# What you need to do:
1. Return a verbatim copy of part of the reflection on the Lord's silence, beginning at the words "Unfortunately, there are" and stopping after the words "been silent before.".
2. List every phrase that the reflection on the Lord's silence places inside quotation marks.
3. Extend the reflection on the Lord's silence past its final sentence, keeping its first-person voice.

I will not mince words or use euphemisms. The silence felt so heavy this time that I felt lost, truly lost and incomplete. Nothing means anything without the Lord. Even reading the Bible was somewhat difficult, as my mind would drift to thoughts of the Lord and much pondering (soul-searching). What I was clearly understanding was that ‘without Him, I am nothing’.  I have heard people make that remark with such casual tones that it was nearly the same as hearing, ‘Looks like rain today.’ 

Unfortunately, there are many truths that have become catch phrases or buzz words, as though it is the expected, proper and ‘holy’ thing to say amongst believers. Although I realized that I am dependent of the Lord, it was really driven home during that time period of silence – a most agonizing reminder.    

I wonder - do we really understand those words when they are expressed? Well, I was learning firsthand the depth of truth in that simple statement. At first, I obviously noticed His silence, while at the same time being aware that He had been silent before.  

It had been said after a previous time of quiet (through a fellow believer) - The Lord had asked her once: “Will you still trust Me even in My silence?” His question through her (my friend) was like a light going on and I understood the purpose of that particular period of silence.  
 
The time was ticking by and the searching of my heart and repenting of thought, word or deed continually came forth. I was even becoming regretful for things which needed no regret at all, just to be sure that I left no stone unturned.

# Data supplied:
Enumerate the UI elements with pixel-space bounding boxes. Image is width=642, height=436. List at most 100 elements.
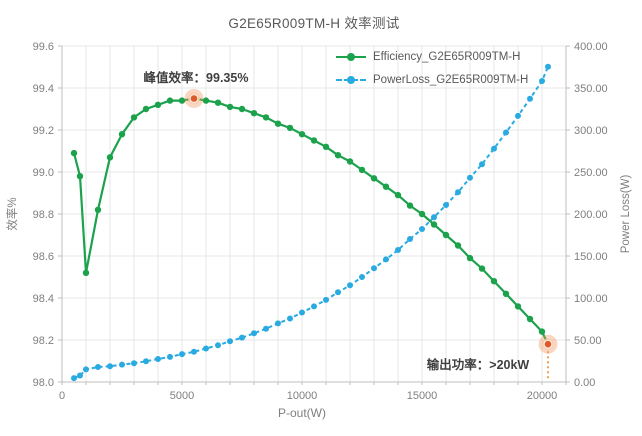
powerloss-point — [311, 303, 317, 310]
efficiency-point — [286, 124, 294, 132]
powerloss-point — [515, 112, 521, 119]
efficiency-point — [274, 120, 282, 127]
powerloss-point — [155, 356, 161, 362]
powerloss-point — [299, 309, 305, 316]
y-left-tick-label: 99.0 — [33, 167, 54, 179]
efficiency-point — [226, 103, 234, 111]
powerloss-line-sample-icon — [336, 74, 366, 86]
powerloss-point — [383, 256, 389, 263]
y-left-tick-label: 99.2 — [33, 125, 54, 137]
powerloss-point — [179, 351, 185, 358]
powerloss-point — [203, 345, 209, 352]
powerloss-point — [215, 342, 221, 349]
efficiency-point — [202, 97, 210, 104]
efficiency-point — [454, 242, 462, 249]
powerloss-point — [95, 364, 101, 370]
powerloss-point — [479, 161, 485, 168]
powerloss-point — [71, 375, 77, 382]
efficiency-point — [178, 97, 186, 104]
efficiency-point — [394, 191, 402, 199]
y-right-tick-label: 200.00 — [574, 209, 608, 221]
efficiency-point — [406, 202, 414, 209]
powerloss-point — [263, 325, 269, 332]
efficiency-point — [442, 231, 450, 239]
y-left-tick-label: 98.0 — [33, 377, 54, 389]
powerloss-point — [287, 315, 293, 322]
powerloss-point — [347, 282, 353, 289]
x-tick-label: 0 — [59, 390, 65, 402]
powerloss-point — [503, 129, 509, 136]
powerloss-point — [239, 334, 245, 341]
powerloss-point — [419, 226, 425, 232]
efficiency-point — [70, 149, 78, 157]
powerloss-point — [323, 296, 329, 303]
y-right-tick-label: 400.00 — [574, 41, 608, 53]
y-left-tick-label: 98.4 — [33, 293, 54, 305]
legend: Efficiency_G2E65R009TM-H PowerLoss_G2E65… — [336, 48, 528, 89]
efficiency-point — [130, 114, 138, 121]
y-right-tick-label: 300.00 — [574, 125, 608, 137]
y-left-tick-label: 99.4 — [33, 83, 54, 95]
y-left-tick-label: 98.8 — [33, 209, 54, 221]
powerloss-point — [143, 358, 149, 365]
legend-item-efficiency: Efficiency_G2E65R009TM-H — [336, 48, 528, 66]
y-left-tick-label: 98.6 — [33, 251, 54, 263]
powerloss-point — [407, 236, 413, 242]
efficiency-point — [250, 110, 258, 117]
y-right-tick-label: 50.00 — [574, 335, 602, 347]
powerloss-point — [545, 63, 551, 70]
efficiency-point — [478, 265, 486, 272]
powerloss-point — [443, 202, 449, 208]
powerloss-point — [467, 174, 473, 181]
chart-title: G2E65R009TM-H 效率测试 — [228, 16, 400, 31]
efficiency-point — [418, 210, 426, 218]
x-tick-label: 10000 — [287, 390, 318, 402]
powerloss-point — [107, 363, 113, 370]
y-right-tick-label: 350.00 — [574, 83, 608, 95]
efficiency-line — [72, 97, 549, 345]
efficiency-point — [538, 328, 546, 335]
legend-label-powerloss: PowerLoss_G2E65R009TM-H — [373, 74, 529, 86]
efficiency-point — [382, 183, 390, 190]
powerloss-point — [191, 348, 197, 355]
powerloss-point — [131, 360, 137, 367]
y-left-tick-label: 98.2 — [33, 335, 54, 347]
x-tick-label: 5000 — [170, 390, 194, 402]
efficiency-point — [166, 97, 174, 104]
efficiency-point — [346, 158, 354, 165]
efficiency-point — [334, 152, 342, 159]
powerloss-point — [167, 353, 173, 360]
powerloss-line — [73, 66, 549, 380]
legend-label-efficiency: Efficiency_G2E65R009TM-H — [373, 51, 521, 63]
powerloss-point — [251, 330, 257, 337]
x-tick-label: 15000 — [407, 390, 438, 402]
peak-efficiency-annotation: 峰值效率：99.35% — [143, 71, 249, 85]
powerloss-point — [455, 189, 461, 196]
y-right-tick-label: 100.00 — [574, 293, 608, 305]
efficiency-point — [82, 269, 90, 276]
efficiency-point — [430, 221, 438, 228]
efficiency-point — [298, 131, 306, 138]
efficiency-point — [154, 101, 162, 109]
powerloss-point — [119, 361, 125, 368]
peak-highlight-marker — [189, 94, 199, 103]
powerloss-point — [227, 338, 233, 345]
efficiency-point — [358, 166, 366, 174]
efficiency-point — [142, 105, 150, 113]
efficiency-point — [76, 173, 84, 180]
y-left-axis-title: 效率% — [7, 197, 19, 231]
efficiency-point — [466, 254, 474, 262]
efficiency-point — [214, 99, 222, 106]
efficiency-point — [490, 278, 498, 285]
efficiency-point — [94, 206, 102, 213]
efficiency-point — [238, 105, 246, 113]
y-left-tick-label: 99.6 — [33, 41, 54, 53]
x-axis-title: P-out(W) — [278, 406, 326, 420]
powerloss-point — [335, 289, 341, 296]
efficiency-point — [106, 154, 114, 161]
powerloss-point — [275, 320, 281, 327]
endpoint-highlight-marker — [543, 339, 553, 349]
legend-item-powerloss: PowerLoss_G2E65R009TM-H — [336, 71, 528, 89]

# Answer set:
1.
Unfortunately, there are many truths that have become catch phrases or buzz words, as though it is the expected, proper and ‘holy’ thing to say amongst believers. Although I realized that I am dependent of the Lord, it was really driven home during that time period of silence – a most agonizing reminder.    

I wonder - do we really understand those words when they are expressed? Well, I was learning firsthand the depth of truth in that simple statement. At first, I obviously noticed His silence, while at the same time being aware that He had been silent before.

2.
‘without Him, I am nothing’
‘Looks like rain today.’
‘holy’
“Will you still trust Me even in My silence?”

3.
Oftentimes, I could be found lying in bed weeping my heart out.  In that emotional, but sincere state, I was asking the Lord to take me home. What would life even mean without the Lord?  How would I know what to do without His direction? Without Him, what was the purpose of life? If God the Creator and Father was not with me as I worked or wrote, nothing I could say would mean anything at all - not in a way that could pierce the heart for eternal value. How could I speak anything of any significance without Him? What good is the letter of a word without His Spirit? [...] the letter kills, but the Spirit gives life. [2Cor 3:6]

I continued on doing personal inventory, inviting the very Spirit of the Father to reveal anything hidden. I told Him that I would rather have never been born at all, if it meant life without Him. I meant it…I repeated, more than once that nothing means anything without my Creator, Savior, King, Lord! Had I inadvertently turned from Him somehow? Had I been too tired, too busy in some area? If I had, would I not know it? Was He displeased about something?  Ah, the torment of doubts racing...

The questions, soul-searching and grieving seemed nonstop. I realized that many of the thoughts were stemming from fear and doubt within myself, so I had to cast them down. Other times, it was the enemy and I would rebuke Him in the name above all names, Jesus the Christ. Finally, the Lord did speak, after about three weeks of silence, which I considered to be a personal message; therefore, I did not post it.  

Perhaps I was ‘hoarding’ the word for myself – it did not seem to be for anyone else, but knowing that the Lord still feeds the multitudes, I will post some of it now. I say ‘some’ because a small portion of it definitely does pertain to my personal life.  

God Speak  

It was March 29, three weeks and a day of silence had passed, with the exception of the two messages that I posted on March 13 and 15.  Truly, each day seemed like a week, so if I have sounded mixed up, it is because I felt so lost in not hearing from my first love... 

“Fear not.  I AM here. There is still hope. My silence is observation – I see you flounder as a fish without water when I AM silent at length. Why fear you My silence? I AM not as man.  
My silence does not mean anger. I have come to give you hope.  Hear Me speak through My word as you read. Hear Me speak through others, but bring all things to Me. Remember to try the spirit to see if it is of Me, for many false prophets have gone out into the world.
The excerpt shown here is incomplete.